Your goal ▸ Each line containing the word "plain" must be reported.

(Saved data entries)
*****
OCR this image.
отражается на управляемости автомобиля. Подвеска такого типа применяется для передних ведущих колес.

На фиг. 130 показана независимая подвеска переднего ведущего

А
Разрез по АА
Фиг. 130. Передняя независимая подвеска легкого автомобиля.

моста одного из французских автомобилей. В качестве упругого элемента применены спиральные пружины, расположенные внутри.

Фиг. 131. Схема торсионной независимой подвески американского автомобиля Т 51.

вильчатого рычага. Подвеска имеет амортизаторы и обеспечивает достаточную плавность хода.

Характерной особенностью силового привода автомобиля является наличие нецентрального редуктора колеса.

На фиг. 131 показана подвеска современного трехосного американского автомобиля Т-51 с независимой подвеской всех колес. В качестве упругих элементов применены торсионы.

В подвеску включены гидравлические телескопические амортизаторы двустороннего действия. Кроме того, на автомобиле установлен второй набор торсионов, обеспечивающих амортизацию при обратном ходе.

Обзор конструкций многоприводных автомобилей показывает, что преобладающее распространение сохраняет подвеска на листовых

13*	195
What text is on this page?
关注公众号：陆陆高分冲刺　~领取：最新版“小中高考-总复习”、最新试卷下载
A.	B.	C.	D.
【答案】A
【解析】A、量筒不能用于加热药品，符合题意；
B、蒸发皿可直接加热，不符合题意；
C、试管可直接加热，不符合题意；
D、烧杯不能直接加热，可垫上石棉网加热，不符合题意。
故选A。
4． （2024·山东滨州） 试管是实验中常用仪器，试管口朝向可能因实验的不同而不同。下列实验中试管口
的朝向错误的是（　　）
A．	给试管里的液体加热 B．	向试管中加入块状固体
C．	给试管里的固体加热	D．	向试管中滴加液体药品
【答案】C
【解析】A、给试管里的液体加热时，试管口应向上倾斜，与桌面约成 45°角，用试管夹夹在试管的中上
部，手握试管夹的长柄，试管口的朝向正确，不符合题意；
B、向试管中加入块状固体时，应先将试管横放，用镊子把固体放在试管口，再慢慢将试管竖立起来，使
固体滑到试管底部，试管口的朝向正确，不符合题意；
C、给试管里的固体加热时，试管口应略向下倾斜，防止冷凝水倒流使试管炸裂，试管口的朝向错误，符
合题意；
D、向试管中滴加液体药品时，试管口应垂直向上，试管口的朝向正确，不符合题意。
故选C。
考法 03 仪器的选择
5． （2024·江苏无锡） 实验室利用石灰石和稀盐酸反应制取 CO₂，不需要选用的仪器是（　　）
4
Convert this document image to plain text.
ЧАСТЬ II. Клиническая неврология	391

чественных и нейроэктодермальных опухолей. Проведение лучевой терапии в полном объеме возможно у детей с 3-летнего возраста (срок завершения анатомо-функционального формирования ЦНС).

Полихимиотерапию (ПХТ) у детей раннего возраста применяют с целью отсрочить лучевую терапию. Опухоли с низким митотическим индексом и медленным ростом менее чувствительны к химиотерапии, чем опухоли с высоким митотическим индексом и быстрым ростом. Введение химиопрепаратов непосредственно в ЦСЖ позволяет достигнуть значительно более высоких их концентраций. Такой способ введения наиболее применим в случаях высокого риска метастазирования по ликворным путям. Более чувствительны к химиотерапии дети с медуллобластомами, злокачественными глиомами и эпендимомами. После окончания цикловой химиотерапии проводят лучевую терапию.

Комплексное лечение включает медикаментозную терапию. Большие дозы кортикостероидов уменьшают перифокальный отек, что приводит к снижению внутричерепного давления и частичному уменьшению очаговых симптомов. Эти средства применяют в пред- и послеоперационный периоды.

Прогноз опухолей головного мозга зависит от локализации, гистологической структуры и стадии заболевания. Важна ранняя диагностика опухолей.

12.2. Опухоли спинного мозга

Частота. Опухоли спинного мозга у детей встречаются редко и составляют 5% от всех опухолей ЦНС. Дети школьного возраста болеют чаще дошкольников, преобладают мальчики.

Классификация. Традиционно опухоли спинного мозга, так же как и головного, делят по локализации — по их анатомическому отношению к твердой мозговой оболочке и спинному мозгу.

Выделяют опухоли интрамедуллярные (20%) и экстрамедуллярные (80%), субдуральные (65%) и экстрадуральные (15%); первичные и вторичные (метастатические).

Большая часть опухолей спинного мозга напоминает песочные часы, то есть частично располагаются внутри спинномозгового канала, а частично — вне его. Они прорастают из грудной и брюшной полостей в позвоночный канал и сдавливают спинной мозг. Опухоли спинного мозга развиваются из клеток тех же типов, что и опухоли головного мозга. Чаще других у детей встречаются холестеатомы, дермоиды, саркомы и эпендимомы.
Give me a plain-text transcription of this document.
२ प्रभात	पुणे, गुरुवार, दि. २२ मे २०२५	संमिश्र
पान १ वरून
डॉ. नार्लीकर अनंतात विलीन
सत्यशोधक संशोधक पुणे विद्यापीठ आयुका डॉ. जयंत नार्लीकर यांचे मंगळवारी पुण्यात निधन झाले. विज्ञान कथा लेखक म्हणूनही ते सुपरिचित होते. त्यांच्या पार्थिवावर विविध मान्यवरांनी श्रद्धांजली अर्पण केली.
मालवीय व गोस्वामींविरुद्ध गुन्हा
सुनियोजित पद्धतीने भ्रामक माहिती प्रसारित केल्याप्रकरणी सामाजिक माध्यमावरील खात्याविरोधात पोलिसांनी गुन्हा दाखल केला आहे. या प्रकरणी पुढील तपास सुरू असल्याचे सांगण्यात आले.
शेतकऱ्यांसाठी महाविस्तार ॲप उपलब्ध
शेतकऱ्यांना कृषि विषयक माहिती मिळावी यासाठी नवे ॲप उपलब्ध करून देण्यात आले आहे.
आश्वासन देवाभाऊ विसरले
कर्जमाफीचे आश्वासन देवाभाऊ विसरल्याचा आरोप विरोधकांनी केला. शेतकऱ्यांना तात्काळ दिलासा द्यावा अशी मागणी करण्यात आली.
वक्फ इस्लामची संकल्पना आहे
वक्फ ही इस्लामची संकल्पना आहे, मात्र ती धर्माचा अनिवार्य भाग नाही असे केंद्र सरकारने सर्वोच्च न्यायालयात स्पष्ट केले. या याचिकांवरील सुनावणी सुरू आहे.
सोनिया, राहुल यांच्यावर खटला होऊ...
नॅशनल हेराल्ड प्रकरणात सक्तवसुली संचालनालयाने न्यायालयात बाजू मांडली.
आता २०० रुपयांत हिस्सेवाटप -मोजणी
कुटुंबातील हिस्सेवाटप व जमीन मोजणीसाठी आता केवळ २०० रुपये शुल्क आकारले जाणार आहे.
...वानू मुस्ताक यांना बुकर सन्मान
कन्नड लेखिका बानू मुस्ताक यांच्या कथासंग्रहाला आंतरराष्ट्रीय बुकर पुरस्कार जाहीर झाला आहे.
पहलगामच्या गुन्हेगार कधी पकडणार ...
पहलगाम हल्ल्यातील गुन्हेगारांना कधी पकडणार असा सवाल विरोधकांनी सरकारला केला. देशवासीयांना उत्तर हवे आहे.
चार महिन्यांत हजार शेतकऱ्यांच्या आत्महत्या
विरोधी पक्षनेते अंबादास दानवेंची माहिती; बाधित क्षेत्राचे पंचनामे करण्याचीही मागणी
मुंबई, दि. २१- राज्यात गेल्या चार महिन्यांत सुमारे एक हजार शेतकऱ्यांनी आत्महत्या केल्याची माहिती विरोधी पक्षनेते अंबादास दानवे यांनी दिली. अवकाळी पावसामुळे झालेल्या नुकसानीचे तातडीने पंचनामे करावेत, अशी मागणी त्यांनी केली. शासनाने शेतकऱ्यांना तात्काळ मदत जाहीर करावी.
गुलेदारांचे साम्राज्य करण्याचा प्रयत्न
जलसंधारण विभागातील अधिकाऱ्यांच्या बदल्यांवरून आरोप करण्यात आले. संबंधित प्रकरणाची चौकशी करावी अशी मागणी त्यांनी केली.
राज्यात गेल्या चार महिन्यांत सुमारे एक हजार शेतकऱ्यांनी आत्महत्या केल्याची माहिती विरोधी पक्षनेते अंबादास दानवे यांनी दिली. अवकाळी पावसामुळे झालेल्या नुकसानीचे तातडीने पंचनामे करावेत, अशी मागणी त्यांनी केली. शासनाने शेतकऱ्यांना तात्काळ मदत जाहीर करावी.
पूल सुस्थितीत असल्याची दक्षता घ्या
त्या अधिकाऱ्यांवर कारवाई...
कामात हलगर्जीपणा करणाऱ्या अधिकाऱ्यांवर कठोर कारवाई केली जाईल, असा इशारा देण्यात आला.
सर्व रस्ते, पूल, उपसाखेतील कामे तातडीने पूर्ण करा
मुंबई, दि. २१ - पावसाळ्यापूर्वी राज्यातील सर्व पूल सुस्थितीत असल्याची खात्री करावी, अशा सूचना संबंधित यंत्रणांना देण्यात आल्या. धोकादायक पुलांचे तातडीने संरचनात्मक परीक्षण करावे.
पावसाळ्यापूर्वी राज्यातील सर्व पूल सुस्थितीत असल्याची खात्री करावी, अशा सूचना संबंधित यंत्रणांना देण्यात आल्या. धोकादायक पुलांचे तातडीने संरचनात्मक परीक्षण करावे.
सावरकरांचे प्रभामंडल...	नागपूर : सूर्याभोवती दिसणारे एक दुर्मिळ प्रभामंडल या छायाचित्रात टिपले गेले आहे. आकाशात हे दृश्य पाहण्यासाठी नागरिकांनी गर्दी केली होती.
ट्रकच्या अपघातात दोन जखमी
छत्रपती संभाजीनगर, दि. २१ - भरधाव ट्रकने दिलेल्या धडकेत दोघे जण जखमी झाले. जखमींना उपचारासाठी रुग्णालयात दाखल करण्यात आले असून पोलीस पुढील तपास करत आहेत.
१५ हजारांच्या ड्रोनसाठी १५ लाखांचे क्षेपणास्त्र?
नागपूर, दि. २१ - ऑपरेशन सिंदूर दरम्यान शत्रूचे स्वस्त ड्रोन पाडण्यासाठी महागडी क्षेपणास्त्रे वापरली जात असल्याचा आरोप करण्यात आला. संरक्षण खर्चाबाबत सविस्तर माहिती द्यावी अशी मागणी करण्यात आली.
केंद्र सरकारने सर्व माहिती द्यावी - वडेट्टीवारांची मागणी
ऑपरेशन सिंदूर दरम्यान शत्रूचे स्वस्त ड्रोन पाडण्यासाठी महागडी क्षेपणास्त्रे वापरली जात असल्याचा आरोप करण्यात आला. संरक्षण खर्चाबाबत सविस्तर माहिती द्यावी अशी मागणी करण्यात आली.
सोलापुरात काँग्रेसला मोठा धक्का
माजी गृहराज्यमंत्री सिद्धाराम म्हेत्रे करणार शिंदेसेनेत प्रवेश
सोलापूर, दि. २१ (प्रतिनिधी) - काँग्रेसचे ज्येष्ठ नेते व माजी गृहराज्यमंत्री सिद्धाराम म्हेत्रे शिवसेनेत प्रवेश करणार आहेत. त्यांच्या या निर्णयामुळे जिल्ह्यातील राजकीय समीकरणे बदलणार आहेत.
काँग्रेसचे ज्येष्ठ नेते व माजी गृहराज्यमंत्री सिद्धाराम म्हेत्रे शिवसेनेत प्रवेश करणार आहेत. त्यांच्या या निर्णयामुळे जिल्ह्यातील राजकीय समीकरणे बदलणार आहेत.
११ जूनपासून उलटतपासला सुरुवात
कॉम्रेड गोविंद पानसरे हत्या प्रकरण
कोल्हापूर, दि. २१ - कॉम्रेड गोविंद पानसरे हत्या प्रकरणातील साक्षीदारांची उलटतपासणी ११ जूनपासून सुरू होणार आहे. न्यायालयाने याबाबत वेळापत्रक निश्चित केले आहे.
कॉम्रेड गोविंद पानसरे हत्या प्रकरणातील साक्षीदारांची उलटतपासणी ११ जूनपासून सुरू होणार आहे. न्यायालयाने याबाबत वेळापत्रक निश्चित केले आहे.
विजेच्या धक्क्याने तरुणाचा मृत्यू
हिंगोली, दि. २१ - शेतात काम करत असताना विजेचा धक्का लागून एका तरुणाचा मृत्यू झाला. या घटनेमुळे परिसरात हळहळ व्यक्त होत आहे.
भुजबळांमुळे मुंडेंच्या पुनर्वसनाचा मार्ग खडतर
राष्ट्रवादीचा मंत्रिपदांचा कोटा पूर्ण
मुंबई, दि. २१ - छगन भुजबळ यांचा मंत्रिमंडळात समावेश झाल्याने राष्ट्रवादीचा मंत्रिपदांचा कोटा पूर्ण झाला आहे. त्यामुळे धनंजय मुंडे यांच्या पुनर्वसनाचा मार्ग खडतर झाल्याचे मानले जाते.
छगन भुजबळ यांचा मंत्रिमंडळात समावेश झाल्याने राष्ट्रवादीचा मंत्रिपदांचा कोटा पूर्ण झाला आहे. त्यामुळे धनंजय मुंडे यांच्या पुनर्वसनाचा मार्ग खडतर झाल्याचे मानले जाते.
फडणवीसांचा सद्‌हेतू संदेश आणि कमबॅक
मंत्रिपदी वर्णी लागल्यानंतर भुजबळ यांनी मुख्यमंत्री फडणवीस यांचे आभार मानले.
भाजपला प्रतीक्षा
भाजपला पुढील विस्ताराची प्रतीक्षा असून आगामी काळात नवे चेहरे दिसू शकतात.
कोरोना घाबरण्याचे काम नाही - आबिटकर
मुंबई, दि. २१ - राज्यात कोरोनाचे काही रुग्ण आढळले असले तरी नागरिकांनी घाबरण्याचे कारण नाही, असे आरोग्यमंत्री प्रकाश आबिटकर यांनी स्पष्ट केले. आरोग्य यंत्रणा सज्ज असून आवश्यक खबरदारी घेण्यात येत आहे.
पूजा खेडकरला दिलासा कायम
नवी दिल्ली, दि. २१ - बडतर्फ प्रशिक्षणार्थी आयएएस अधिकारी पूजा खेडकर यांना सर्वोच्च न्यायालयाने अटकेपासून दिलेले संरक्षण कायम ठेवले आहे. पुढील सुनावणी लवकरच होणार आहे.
*****
Solution to this exercise ▸
Convert this document image to plain text.
Give me a plain-text transcription of this document.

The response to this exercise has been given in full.